>>>
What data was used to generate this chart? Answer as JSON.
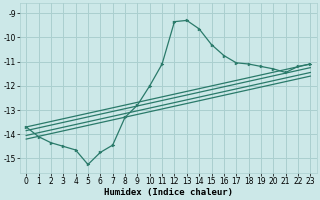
{
  "xlabel": "Humidex (Indice chaleur)",
  "bg_color": "#cce8e8",
  "grid_color": "#aacfcf",
  "line_color": "#2a7a6a",
  "xlim_min": -0.5,
  "xlim_max": 23.5,
  "ylim_min": -15.6,
  "ylim_max": -8.6,
  "yticks": [
    -15,
    -14,
    -13,
    -12,
    -11,
    -10,
    -9
  ],
  "xticks": [
    0,
    1,
    2,
    3,
    4,
    5,
    6,
    7,
    8,
    9,
    10,
    11,
    12,
    13,
    14,
    15,
    16,
    17,
    18,
    19,
    20,
    21,
    22,
    23
  ],
  "curve_x": [
    0,
    1,
    2,
    3,
    4,
    5,
    6,
    7,
    8,
    9,
    10,
    11,
    12,
    13,
    14,
    15,
    16,
    17,
    18,
    19,
    20,
    21,
    22,
    23
  ],
  "curve_y": [
    -13.7,
    -14.1,
    -14.35,
    -14.5,
    -14.65,
    -15.25,
    -14.75,
    -14.45,
    -13.3,
    -12.8,
    -12.0,
    -11.1,
    -9.35,
    -9.3,
    -9.65,
    -10.3,
    -10.75,
    -11.05,
    -11.1,
    -11.2,
    -11.3,
    -11.45,
    -11.2,
    -11.1
  ],
  "line1_x": [
    0,
    23
  ],
  "line1_y": [
    -13.7,
    -11.1
  ],
  "line2_x": [
    0,
    23
  ],
  "line2_y": [
    -13.85,
    -11.25
  ],
  "line3_x": [
    0,
    23
  ],
  "line3_y": [
    -14.05,
    -11.45
  ],
  "line4_x": [
    0,
    23
  ],
  "line4_y": [
    -14.2,
    -11.6
  ],
  "xlabel_fontsize": 6.5,
  "tick_fontsize": 5.5
}
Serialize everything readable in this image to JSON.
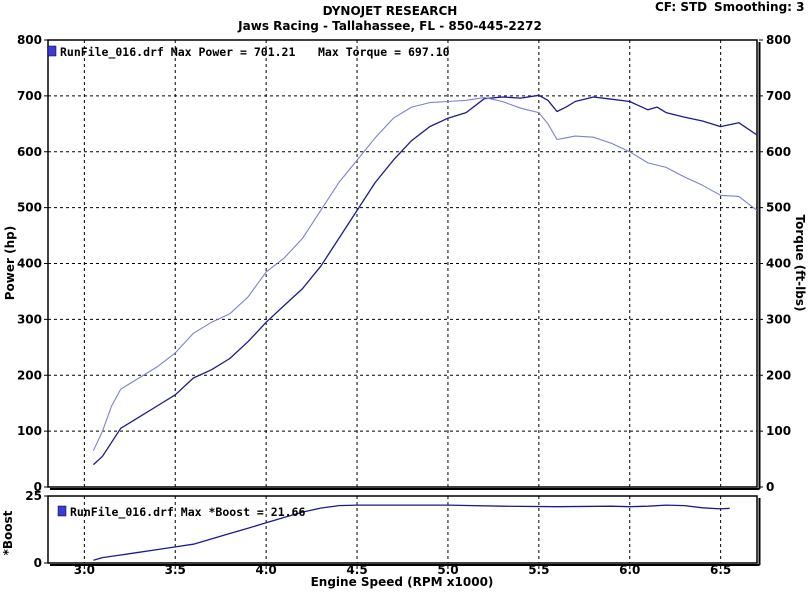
{
  "header": {
    "title": "DYNOJET RESEARCH",
    "subtitle": "Jaws Racing - Tallahassee, FL - 850-445-2272",
    "cf_label": "CF: STD",
    "smoothing_label": "Smoothing: 3"
  },
  "colors": {
    "background": "#ffffff",
    "grid": "#000000",
    "power_line": "#1b1b8c",
    "torque_line": "#7b82cf",
    "boost_line": "#1b1b8c",
    "legend_swatch": "#3a3ad8"
  },
  "chart_data": [
    {
      "type": "line",
      "legend": "RunFile_016.drf Max Power = 701.21",
      "legend_torque": "Max Torque = 697.10",
      "xlabel": "Engine Speed (RPM x1000)",
      "ylabel": "Power (hp)",
      "y2label": "Torque (ft-lbs)",
      "xlim": [
        2.8,
        6.7
      ],
      "ylim": [
        0,
        800
      ],
      "x_ticks": [
        "3.0",
        "3.5",
        "4.0",
        "4.5",
        "5.0",
        "5.5",
        "6.0",
        "6.5"
      ],
      "y_ticks": [
        "0",
        "100",
        "200",
        "300",
        "400",
        "500",
        "600",
        "700",
        "800"
      ],
      "grid": true,
      "series": [
        {
          "role": "power",
          "x": [
            3.05,
            3.1,
            3.15,
            3.2,
            3.3,
            3.4,
            3.5,
            3.6,
            3.7,
            3.8,
            3.9,
            4.0,
            4.1,
            4.2,
            4.3,
            4.4,
            4.5,
            4.6,
            4.7,
            4.8,
            4.9,
            5.0,
            5.1,
            5.2,
            5.3,
            5.4,
            5.5,
            5.55,
            5.6,
            5.65,
            5.7,
            5.8,
            5.9,
            6.0,
            6.1,
            6.15,
            6.2,
            6.3,
            6.4,
            6.5,
            6.6,
            6.7
          ],
          "values": [
            40,
            55,
            80,
            105,
            125,
            145,
            165,
            195,
            210,
            230,
            260,
            295,
            325,
            355,
            395,
            445,
            495,
            545,
            585,
            620,
            645,
            660,
            670,
            695,
            698,
            696,
            701,
            692,
            672,
            680,
            690,
            698,
            694,
            690,
            675,
            680,
            670,
            662,
            655,
            645,
            652,
            630
          ]
        },
        {
          "role": "torque",
          "x": [
            3.05,
            3.1,
            3.15,
            3.2,
            3.3,
            3.4,
            3.5,
            3.6,
            3.7,
            3.8,
            3.9,
            4.0,
            4.1,
            4.2,
            4.3,
            4.4,
            4.5,
            4.6,
            4.7,
            4.8,
            4.9,
            5.0,
            5.1,
            5.2,
            5.3,
            5.4,
            5.5,
            5.55,
            5.6,
            5.65,
            5.7,
            5.8,
            5.9,
            6.0,
            6.1,
            6.2,
            6.3,
            6.4,
            6.5,
            6.6,
            6.7
          ],
          "values": [
            65,
            100,
            145,
            175,
            195,
            215,
            240,
            275,
            295,
            310,
            340,
            385,
            410,
            445,
            495,
            545,
            585,
            625,
            660,
            680,
            688,
            690,
            692,
            697,
            690,
            678,
            670,
            650,
            622,
            625,
            628,
            626,
            615,
            600,
            580,
            572,
            555,
            540,
            522,
            520,
            495
          ]
        }
      ]
    },
    {
      "type": "line",
      "legend": "RunFile_016.drf Max *Boost = 21.66",
      "ylabel": "*Boost",
      "xlim": [
        2.8,
        6.7
      ],
      "ylim": [
        0,
        25
      ],
      "y_ticks": [
        "0",
        "25"
      ],
      "grid": true,
      "series": [
        {
          "role": "boost",
          "x": [
            3.05,
            3.1,
            3.2,
            3.3,
            3.4,
            3.5,
            3.6,
            3.7,
            3.8,
            3.9,
            4.0,
            4.1,
            4.2,
            4.3,
            4.4,
            4.5,
            4.7,
            5.0,
            5.3,
            5.6,
            5.9,
            6.0,
            6.1,
            6.2,
            6.3,
            6.4,
            6.5,
            6.55
          ],
          "values": [
            1,
            2,
            3,
            4,
            5,
            6,
            7,
            9,
            11,
            13,
            15,
            17,
            19,
            20.5,
            21.4,
            21.6,
            21.6,
            21.6,
            21.2,
            21.0,
            21.2,
            21.0,
            21.2,
            21.6,
            21.4,
            20.6,
            20.2,
            20.4
          ]
        }
      ]
    }
  ]
}
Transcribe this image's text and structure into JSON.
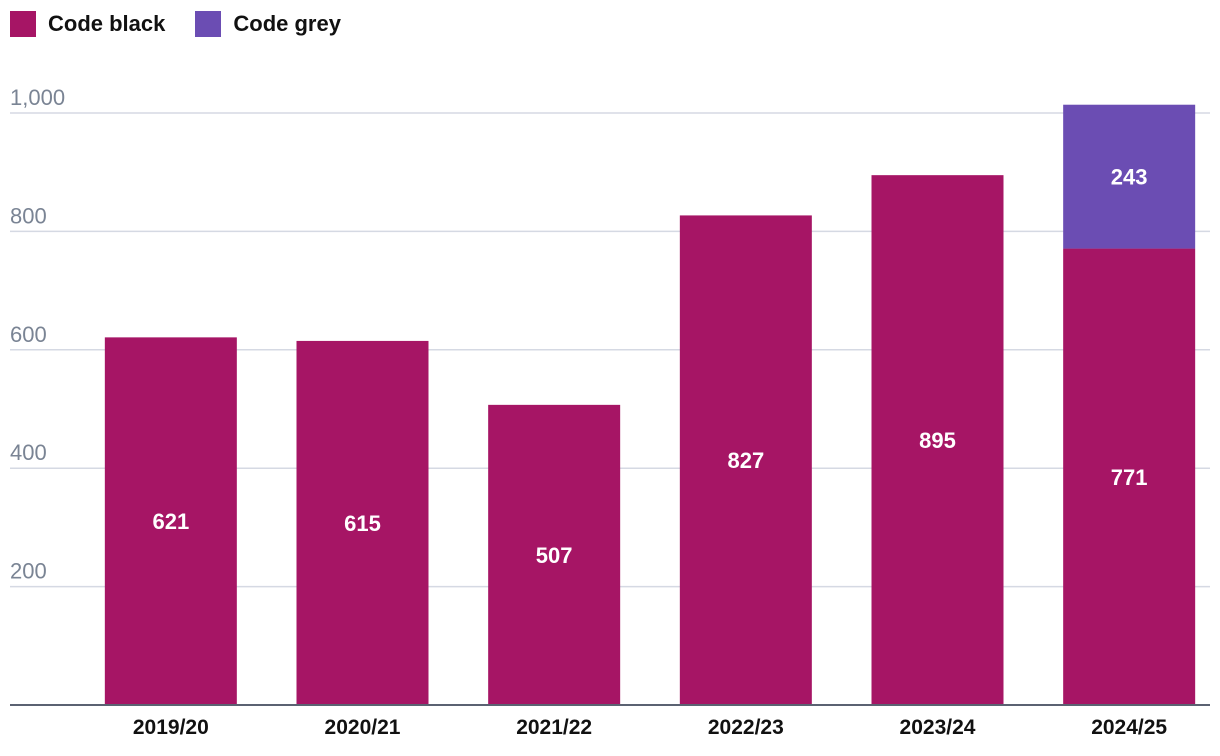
{
  "chart_data": {
    "type": "bar",
    "stacked": true,
    "categories": [
      "2019/20",
      "2020/21",
      "2021/22",
      "2022/23",
      "2023/24",
      "2024/25"
    ],
    "series": [
      {
        "name": "Code black",
        "values": [
          621,
          615,
          507,
          827,
          895,
          771
        ],
        "color": "#a61565"
      },
      {
        "name": "Code grey",
        "values": [
          0,
          0,
          0,
          0,
          0,
          243
        ],
        "color": "#6b4db3"
      }
    ],
    "yticks": [
      200,
      400,
      600,
      800,
      1000
    ],
    "ytick_labels": [
      "200",
      "400",
      "600",
      "800",
      "1,000"
    ],
    "ylim": [
      0,
      1000
    ],
    "grid": true,
    "legend_position": "top-left",
    "title": "",
    "xlabel": "",
    "ylabel": ""
  }
}
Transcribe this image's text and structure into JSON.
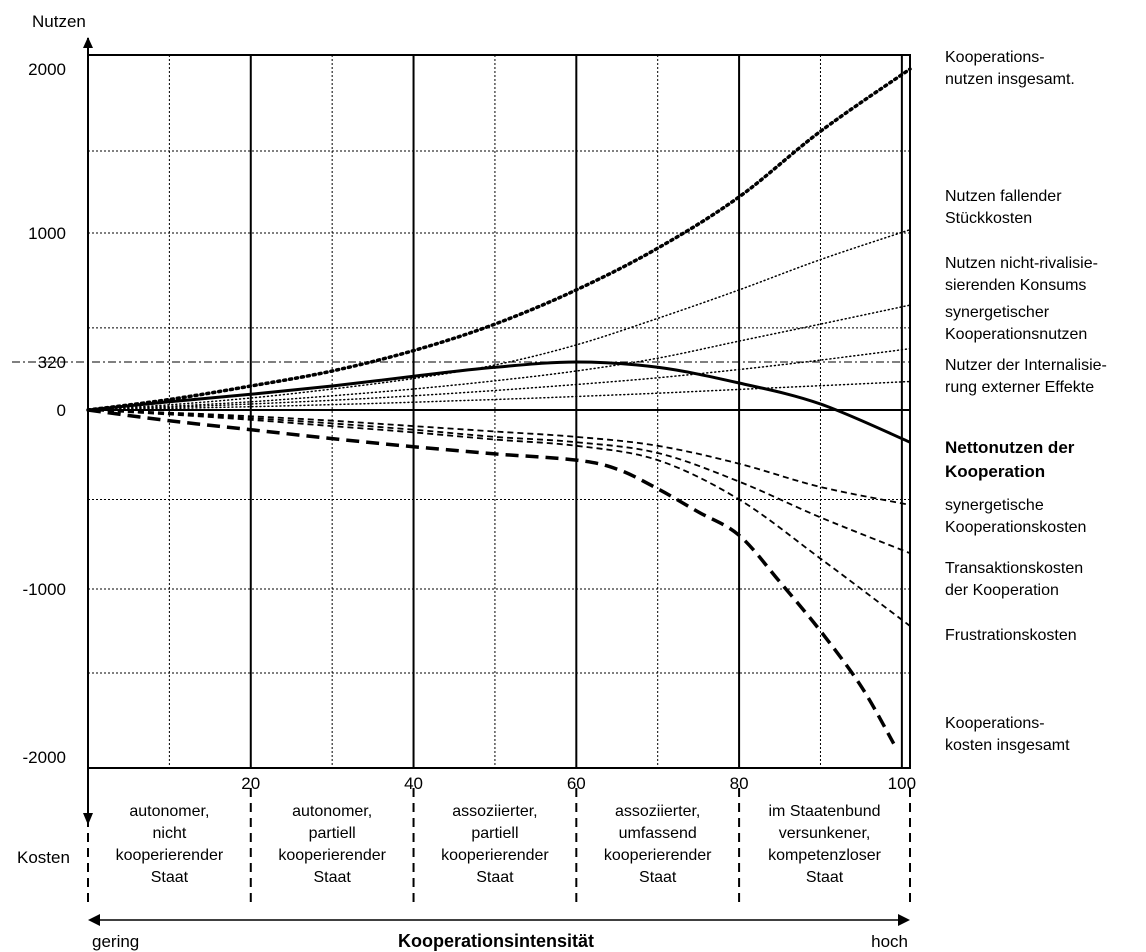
{
  "chart_data": {
    "type": "line",
    "y_axis_top_label": "Nutzen",
    "y_axis_bottom_label": "Kosten",
    "xlabel": "Kooperationsintensität",
    "x_axis_low_label": "gering",
    "x_axis_high_label": "hoch",
    "xlim": [
      0,
      101
    ],
    "ylim": [
      -2000,
      2000
    ],
    "x_ticks": [
      20,
      40,
      60,
      80,
      100
    ],
    "y_ticks": [
      {
        "value": 2000,
        "label": "2000"
      },
      {
        "value": 1000,
        "label": "1000"
      },
      {
        "value": 320,
        "label": "320"
      },
      {
        "value": 0,
        "label": "0"
      },
      {
        "value": -1000,
        "label": "-1000"
      },
      {
        "value": -2000,
        "label": "-2000"
      }
    ],
    "grid": true,
    "stages": [
      {
        "from": 0,
        "to": 20,
        "label": "autonomer,\nnicht\nkooperierender\nStaat"
      },
      {
        "from": 20,
        "to": 40,
        "label": "autonomer,\npartiell\nkooperierender\nStaat"
      },
      {
        "from": 40,
        "to": 60,
        "label": "assoziierter,\npartiell\nkooperierender\nStaat"
      },
      {
        "from": 60,
        "to": 80,
        "label": "assoziierter,\numfassend\nkooperierender\nStaat"
      },
      {
        "from": 80,
        "to": 101,
        "label": "im Staatenbund\nversunkener,\nkompetenzloser\nStaat"
      }
    ],
    "series": [
      {
        "name": "Kooperations-\nnutzen insgesamt.",
        "style": "dotted-heavy",
        "label_y": 2000,
        "points": [
          [
            0,
            0
          ],
          [
            10,
            70
          ],
          [
            20,
            160
          ],
          [
            30,
            260
          ],
          [
            40,
            380
          ],
          [
            50,
            520
          ],
          [
            60,
            700
          ],
          [
            70,
            920
          ],
          [
            80,
            1220
          ],
          [
            90,
            1620
          ],
          [
            101,
            2000
          ]
        ]
      },
      {
        "name": "Nutzen fallender\nStückkosten",
        "style": "dotted",
        "label_y": 1150,
        "points": [
          [
            0,
            0
          ],
          [
            10,
            35
          ],
          [
            20,
            80
          ],
          [
            30,
            140
          ],
          [
            40,
            210
          ],
          [
            50,
            300
          ],
          [
            60,
            410
          ],
          [
            70,
            550
          ],
          [
            80,
            700
          ],
          [
            90,
            860
          ],
          [
            101,
            1020
          ]
        ]
      },
      {
        "name": "Nutzen nicht-rivalisie-\nsierenden Konsums",
        "style": "dotted",
        "label_y": 780,
        "points": [
          [
            0,
            0
          ],
          [
            10,
            25
          ],
          [
            20,
            55
          ],
          [
            30,
            95
          ],
          [
            40,
            140
          ],
          [
            50,
            195
          ],
          [
            60,
            260
          ],
          [
            70,
            340
          ],
          [
            80,
            430
          ],
          [
            90,
            520
          ],
          [
            101,
            620
          ]
        ]
      },
      {
        "name": "synergetischer\nKooperationsnutzen",
        "style": "dotted",
        "label_y": 520,
        "points": [
          [
            0,
            0
          ],
          [
            10,
            18
          ],
          [
            20,
            40
          ],
          [
            30,
            65
          ],
          [
            40,
            95
          ],
          [
            50,
            130
          ],
          [
            60,
            170
          ],
          [
            70,
            215
          ],
          [
            80,
            270
          ],
          [
            90,
            330
          ],
          [
            101,
            390
          ]
        ]
      },
      {
        "name": "Nutzer der Internalisie-\nrung externer Effekte",
        "style": "dotted",
        "label_y": 220,
        "points": [
          [
            0,
            0
          ],
          [
            10,
            10
          ],
          [
            20,
            22
          ],
          [
            30,
            36
          ],
          [
            40,
            52
          ],
          [
            50,
            70
          ],
          [
            60,
            90
          ],
          [
            70,
            112
          ],
          [
            80,
            137
          ],
          [
            90,
            162
          ],
          [
            101,
            190
          ]
        ]
      },
      {
        "name": "Nettonutzen der\nKooperation",
        "style": "solid",
        "bold_label": true,
        "label_y": -280,
        "points": [
          [
            0,
            0
          ],
          [
            10,
            55
          ],
          [
            20,
            105
          ],
          [
            30,
            160
          ],
          [
            40,
            225
          ],
          [
            50,
            285
          ],
          [
            60,
            320
          ],
          [
            70,
            285
          ],
          [
            80,
            180
          ],
          [
            90,
            40
          ],
          [
            101,
            -180
          ]
        ]
      },
      {
        "name": "synergetische\nKooperationskosten",
        "style": "dashed",
        "label_y": -600,
        "points": [
          [
            0,
            0
          ],
          [
            10,
            -15
          ],
          [
            20,
            -35
          ],
          [
            30,
            -60
          ],
          [
            40,
            -90
          ],
          [
            50,
            -120
          ],
          [
            60,
            -150
          ],
          [
            70,
            -200
          ],
          [
            80,
            -300
          ],
          [
            90,
            -430
          ],
          [
            101,
            -530
          ]
        ]
      },
      {
        "name": "Transaktionskosten\nder Kooperation",
        "style": "dashed",
        "label_y": -950,
        "points": [
          [
            0,
            0
          ],
          [
            10,
            -20
          ],
          [
            20,
            -45
          ],
          [
            30,
            -75
          ],
          [
            40,
            -110
          ],
          [
            50,
            -150
          ],
          [
            60,
            -180
          ],
          [
            70,
            -240
          ],
          [
            80,
            -400
          ],
          [
            90,
            -600
          ],
          [
            101,
            -800
          ]
        ]
      },
      {
        "name": "Frustrationskosten",
        "style": "dashed",
        "label_y": -1280,
        "points": [
          [
            0,
            0
          ],
          [
            10,
            -25
          ],
          [
            20,
            -55
          ],
          [
            30,
            -90
          ],
          [
            40,
            -125
          ],
          [
            50,
            -165
          ],
          [
            60,
            -200
          ],
          [
            70,
            -280
          ],
          [
            80,
            -500
          ],
          [
            90,
            -830
          ],
          [
            101,
            -1220
          ]
        ]
      },
      {
        "name": "Kooperations-\nkosten insgesamt",
        "style": "dashed-heavy",
        "label_y": -1870,
        "points": [
          [
            0,
            0
          ],
          [
            10,
            -60
          ],
          [
            20,
            -110
          ],
          [
            30,
            -160
          ],
          [
            40,
            -205
          ],
          [
            50,
            -245
          ],
          [
            60,
            -280
          ],
          [
            65,
            -330
          ],
          [
            70,
            -440
          ],
          [
            75,
            -570
          ],
          [
            80,
            -700
          ],
          [
            85,
            -960
          ],
          [
            90,
            -1250
          ],
          [
            95,
            -1580
          ],
          [
            99,
            -1920
          ]
        ]
      }
    ]
  }
}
<<<
■ Exercise prompt ■
Identify each line in the records above that contains the word "name", and copy it out in full.

■ Solution to this task ■
        "name": "Code black",
        "name": "Code grey",
        "name": "Kooperations-\nnutzen insgesamt.",
        "name": "Nutzen fallender\nStückkosten",
        "name": "Nutzen nicht-rivalisie-\nsierenden Konsums",
        "name": "synergetischer\nKooperationsnutzen",
        "name": "Nutzer der Internalisie-\nrung externer Effekte",
        "name": "Nettonutzen der\nKooperation",
        "name": "synergetische\nKooperationskosten",
        "name": "Transaktionskosten\nder Kooperation",
        "name": "Frustrationskosten",
        "name": "Kooperations-\nkosten insgesamt",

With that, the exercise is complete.